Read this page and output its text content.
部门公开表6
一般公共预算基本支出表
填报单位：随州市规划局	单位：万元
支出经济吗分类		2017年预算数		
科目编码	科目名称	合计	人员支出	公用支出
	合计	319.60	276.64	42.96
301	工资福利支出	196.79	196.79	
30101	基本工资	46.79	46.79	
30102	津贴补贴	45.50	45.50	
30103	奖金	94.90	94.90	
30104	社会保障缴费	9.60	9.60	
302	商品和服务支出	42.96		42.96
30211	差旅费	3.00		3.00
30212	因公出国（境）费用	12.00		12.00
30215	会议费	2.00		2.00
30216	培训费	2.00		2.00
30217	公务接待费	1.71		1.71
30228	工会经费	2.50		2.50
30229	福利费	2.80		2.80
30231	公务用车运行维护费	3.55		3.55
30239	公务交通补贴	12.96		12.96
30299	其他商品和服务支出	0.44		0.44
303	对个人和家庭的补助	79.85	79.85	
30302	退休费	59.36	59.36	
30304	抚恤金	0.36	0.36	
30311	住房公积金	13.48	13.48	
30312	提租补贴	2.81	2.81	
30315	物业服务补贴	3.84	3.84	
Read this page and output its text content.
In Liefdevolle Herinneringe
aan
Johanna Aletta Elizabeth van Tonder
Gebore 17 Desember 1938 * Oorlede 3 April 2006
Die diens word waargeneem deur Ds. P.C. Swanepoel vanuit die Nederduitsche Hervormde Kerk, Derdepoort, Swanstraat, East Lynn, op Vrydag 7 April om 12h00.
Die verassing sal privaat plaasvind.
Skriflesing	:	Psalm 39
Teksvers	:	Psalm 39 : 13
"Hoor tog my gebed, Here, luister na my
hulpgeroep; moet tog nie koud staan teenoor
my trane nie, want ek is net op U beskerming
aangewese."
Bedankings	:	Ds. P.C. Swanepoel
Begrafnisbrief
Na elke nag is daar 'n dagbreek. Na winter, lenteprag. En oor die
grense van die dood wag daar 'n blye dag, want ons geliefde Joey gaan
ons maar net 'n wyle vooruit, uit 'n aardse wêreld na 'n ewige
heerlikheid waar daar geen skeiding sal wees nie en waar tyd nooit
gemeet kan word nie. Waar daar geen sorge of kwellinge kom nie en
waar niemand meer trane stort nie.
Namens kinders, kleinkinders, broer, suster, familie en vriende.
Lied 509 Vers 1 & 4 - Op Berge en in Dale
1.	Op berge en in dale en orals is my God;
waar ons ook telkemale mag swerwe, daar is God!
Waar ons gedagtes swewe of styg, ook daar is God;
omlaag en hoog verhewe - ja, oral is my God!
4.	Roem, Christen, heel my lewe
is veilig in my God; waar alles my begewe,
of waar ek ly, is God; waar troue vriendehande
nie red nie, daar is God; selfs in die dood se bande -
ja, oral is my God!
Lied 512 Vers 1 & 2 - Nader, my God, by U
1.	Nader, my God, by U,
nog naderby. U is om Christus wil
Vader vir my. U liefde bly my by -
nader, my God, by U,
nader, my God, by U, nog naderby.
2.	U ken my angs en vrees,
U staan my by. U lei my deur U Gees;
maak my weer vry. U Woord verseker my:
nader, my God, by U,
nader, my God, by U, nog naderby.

Problem requirements
Transcribe the data. Leave every line exactly as it is.

Completed task
Read this page and output its text content.
部门公开表6
一般公共预算基本支出表
填报单位：随州市规划局	单位：万元
支出经济吗分类		2017年预算数		
科目编码	科目名称	合计	人员支出	公用支出
	合计	319.60	276.64	42.96
301	工资福利支出	196.79	196.79	
30101	基本工资	46.79	46.79	
30102	津贴补贴	45.50	45.50	
30103	奖金	94.90	94.90	
30104	社会保障缴费	9.60	9.60	
302	商品和服务支出	42.96		42.96
30211	差旅费	3.00		3.00
30212	因公出国（境）费用	12.00		12.00
30215	会议费	2.00		2.00
30216	培训费	2.00		2.00
30217	公务接待费	1.71		1.71
30228	工会经费	2.50		2.50
30229	福利费	2.80		2.80
30231	公务用车运行维护费	3.55		3.55
30239	公务交通补贴	12.96		12.96
30299	其他商品和服务支出	0.44		0.44
303	对个人和家庭的补助	79.85	79.85	
30302	退休费	59.36	59.36	
30304	抚恤金	0.36	0.36	
30311	住房公积金	13.48	13.48	
30312	提租补贴	2.81	2.81	
30315	物业服务补贴	3.84	3.84	
Read this page and output its text content.
In Liefdevolle Herinneringe
aan
Johanna Aletta Elizabeth van Tonder
Gebore 17 Desember 1938 * Oorlede 3 April 2006
Die diens word waargeneem deur Ds. P.C. Swanepoel vanuit die Nederduitsche Hervormde Kerk, Derdepoort, Swanstraat, East Lynn, op Vrydag 7 April om 12h00.
Die verassing sal privaat plaasvind.
Skriflesing	:	Psalm 39
Teksvers	:	Psalm 39 : 13
"Hoor tog my gebed, Here, luister na my
hulpgeroep; moet tog nie koud staan teenoor
my trane nie, want ek is net op U beskerming
aangewese."
Bedankings	:	Ds. P.C. Swanepoel
Begrafnisbrief
Na elke nag is daar 'n dagbreek. Na winter, lenteprag. En oor die
grense van die dood wag daar 'n blye dag, want ons geliefde Joey gaan
ons maar net 'n wyle vooruit, uit 'n aardse wêreld na 'n ewige
heerlikheid waar daar geen skeiding sal wees nie en waar tyd nooit
gemeet kan word nie. Waar daar geen sorge of kwellinge kom nie en
waar niemand meer trane stort nie.
Namens kinders, kleinkinders, broer, suster, familie en vriende.
Lied 509 Vers 1 & 4 - Op Berge en in Dale
1.	Op berge en in dale en orals is my God;
waar ons ook telkemale mag swerwe, daar is God!
Waar ons gedagtes swewe of styg, ook daar is God;
omlaag en hoog verhewe - ja, oral is my God!
4.	Roem, Christen, heel my lewe
is veilig in my God; waar alles my begewe,
of waar ek ly, is God; waar troue vriendehande
nie red nie, daar is God; selfs in die dood se bande -
ja, oral is my God!
Lied 512 Vers 1 & 2 - Nader, my God, by U
1.	Nader, my God, by U,
nog naderby. U is om Christus wil
Vader vir my. U liefde bly my by -
nader, my God, by U,
nader, my God, by U, nog naderby.
2.	U ken my angs en vrees,
U staan my by. U lei my deur U Gees;
maak my weer vry. U Woord verseker my:
nader, my God, by U,
nader, my God, by U, nog naderby.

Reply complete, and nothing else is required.